なお、sql_bucket_namesql_file_pathはSQLファイルをアップロードしたS3バケット名とパス、athena_work_group_nameは今回はsfnAthenaWorkGroupとしました。

ポイント

実装のポイントについてご紹介します。

1. ステートマシンの入れ子化

Athenaへのクエリ実行のためのステートマシンは使い回しするかなと思ったので、S3バケットからSQLファイルを取得するステートマシンとは別に作成し、入れ子にしました。

同期的に実行する入れ子のステートマシンの作成については以前に以下の記事で紹介しました。

なお、同期実行は非同期実行と比べて、ステートマシンのIAMロールへの権限付与が追加で必要になるため、CDKに作成してもらうのがおすすめです。

2. S3バケットからのSQLファイルの取得

CallAwsServiceにて、S3バケットからSQLファイルをs3:GetObjectアクションで取得し、本文を保持する形としました。

この使い方に注目した解説としては、以下の記事に記載があります。

今回紹介したサンプルコードでは、S3バケットやオブジェクトパスについてはハードコードしてしまっていますが、入力でステートマシンに渡せるようにしておくとより良いかもしれません。

3. Athenaへの同期的なクエリのリクエスト

StartQueryExecutionでは.sync統合パターンがサポートされているため、これを使いました。

AWS CDKの場合は、integrationPatternRUN_JOBを指定するとデプロイされるステートマシンでarn:aws:states:::athena:startQueryExecution.syncとステートに反映されるためご確認ください。

データソースの行
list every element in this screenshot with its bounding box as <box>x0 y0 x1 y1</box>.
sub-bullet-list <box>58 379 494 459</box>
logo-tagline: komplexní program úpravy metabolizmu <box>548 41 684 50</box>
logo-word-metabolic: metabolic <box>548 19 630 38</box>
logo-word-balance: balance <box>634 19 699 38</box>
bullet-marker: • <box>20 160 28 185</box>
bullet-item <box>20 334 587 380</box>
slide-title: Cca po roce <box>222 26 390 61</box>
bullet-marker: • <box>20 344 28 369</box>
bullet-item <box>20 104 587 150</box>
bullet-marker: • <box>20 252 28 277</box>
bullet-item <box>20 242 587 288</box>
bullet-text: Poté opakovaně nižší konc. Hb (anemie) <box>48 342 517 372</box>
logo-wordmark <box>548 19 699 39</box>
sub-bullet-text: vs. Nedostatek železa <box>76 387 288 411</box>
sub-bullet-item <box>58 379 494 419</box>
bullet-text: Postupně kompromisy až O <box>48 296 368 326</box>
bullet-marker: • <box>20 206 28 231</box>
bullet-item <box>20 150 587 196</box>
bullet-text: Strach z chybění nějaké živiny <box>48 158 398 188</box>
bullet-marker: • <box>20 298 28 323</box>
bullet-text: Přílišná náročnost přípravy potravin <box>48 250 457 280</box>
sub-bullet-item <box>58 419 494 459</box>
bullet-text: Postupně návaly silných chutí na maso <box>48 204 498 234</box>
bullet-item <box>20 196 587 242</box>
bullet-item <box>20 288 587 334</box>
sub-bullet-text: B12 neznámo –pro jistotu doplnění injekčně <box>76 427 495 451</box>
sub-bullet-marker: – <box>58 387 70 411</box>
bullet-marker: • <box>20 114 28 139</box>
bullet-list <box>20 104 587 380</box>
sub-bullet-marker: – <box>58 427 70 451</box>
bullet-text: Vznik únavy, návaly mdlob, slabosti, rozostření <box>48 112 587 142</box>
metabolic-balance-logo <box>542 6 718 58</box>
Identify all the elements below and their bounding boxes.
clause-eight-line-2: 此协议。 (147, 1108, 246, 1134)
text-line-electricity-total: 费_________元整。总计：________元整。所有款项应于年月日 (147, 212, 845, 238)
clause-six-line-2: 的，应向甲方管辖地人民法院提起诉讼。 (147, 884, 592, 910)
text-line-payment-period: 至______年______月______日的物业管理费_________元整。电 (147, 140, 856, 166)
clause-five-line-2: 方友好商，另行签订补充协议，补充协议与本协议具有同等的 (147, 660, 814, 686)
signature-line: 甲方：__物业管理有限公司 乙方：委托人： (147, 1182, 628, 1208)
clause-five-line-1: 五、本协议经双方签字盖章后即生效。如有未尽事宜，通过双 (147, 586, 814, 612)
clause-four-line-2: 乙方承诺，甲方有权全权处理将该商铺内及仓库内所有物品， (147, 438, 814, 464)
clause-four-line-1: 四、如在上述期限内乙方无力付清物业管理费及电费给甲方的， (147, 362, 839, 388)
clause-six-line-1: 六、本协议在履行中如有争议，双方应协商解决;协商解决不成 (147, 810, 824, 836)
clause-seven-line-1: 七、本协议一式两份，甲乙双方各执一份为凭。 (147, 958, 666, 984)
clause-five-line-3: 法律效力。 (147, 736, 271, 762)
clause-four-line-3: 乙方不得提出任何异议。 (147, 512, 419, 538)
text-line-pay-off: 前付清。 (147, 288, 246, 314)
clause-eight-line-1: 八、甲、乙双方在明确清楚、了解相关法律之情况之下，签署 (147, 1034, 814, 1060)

練習問題
1/ 抜粋本文の「同期的に実行する入れ子のステ」から「本文を保持する形としました。」までを、「IAMロール」を「実行ロール」に置き換えて書き直してください。
2/ 抜粋本文によると、AWS CDKでintegrationPatternに何を指定すると、デプロイされるステートマシンのステートにarn:aws:states:::athena:startQueryExecution.syncと反映されますか。
3/ ステートマシンとAthenaについての抜粋本文を、最後の文の後から書き継いでください。

各問の解答
1/
同期的に実行する入れ子のステートマシンの作成については以前に以下の記事で紹介しました。

なお、同期実行は非同期実行と比べて、ステートマシンの実行ロールへの権限付与が追加で必要になるため、CDKに作成してもらうのがおすすめです。

2. S3バケットからのSQLファイルの取得

CallAwsServiceにて、S3バケットからSQLファイルをs3:GetObjectアクションで取得し、本文を保持する形としました。

2/ RUN_JOBです。

3/
AthenaGetQueryExecutionにてクエリのステータスを確認し、ChoiceQUEUEDRUNNINGの場合は再度待機し、それ以外の場合は完了するループを作ってもよいですが、こちらの方が簡単ですね。

今回紹介したサンプルコードでは、クエリが失敗するとステートマシンは失敗します。

4. ステートマシンにGlueデータベース・テーブルへの権限を付与する

CDKの場合、デフォルトで自動的にステートマシン向けのIAMロールを生成してくれるので大変便利なのですが、Glueデータベース・テーブルへのアクセス権限は含まれていない場合があります。これはS3バケットから取得したSQLファイルに書かれているクエリが、どのGlueデータベース・テーブルへのものかまではCDKの定義からは分からないためです。

今回のサンプルコードでは、クエリをリクエストする方のステートマシンについて、StateMachineクラスのaddToRolePolicyで操作に十分なIAMポリシーを追加しました。この例ではかなり強めの権限を付与しているので、本番運用する場合は対象となるデータベース・テーブルに絞ることをおすすめします。

実行結果例

SQLファイルを取得し、ステートマシンを起動するステートマシン

S3バケットからのSQLファイルの取得およびAthenaへのクエリを実行するステートマシンの起動が成功しました。

外側のステートマシン

Athenaへのクエリを実行するステートマシン

呼び出し側から受け取ったクエリの内容を同期的にAthenaにリクエストしました。結果もステートの出力に出ていることが分かります。

内側のステートマシン

リクエストしたクエリは以下のように成功していました。

クエリヒストリーの結果

最後に

Step FunctionsだけでS3バケットにアップロードしたSQLファイルのクエリをAthenaで実行する構成例をご紹介しました。

まずは小さめの仕組みでいいので手軽にクエリの定期実行を初めてみたい場合にやりやすい構成だと思います。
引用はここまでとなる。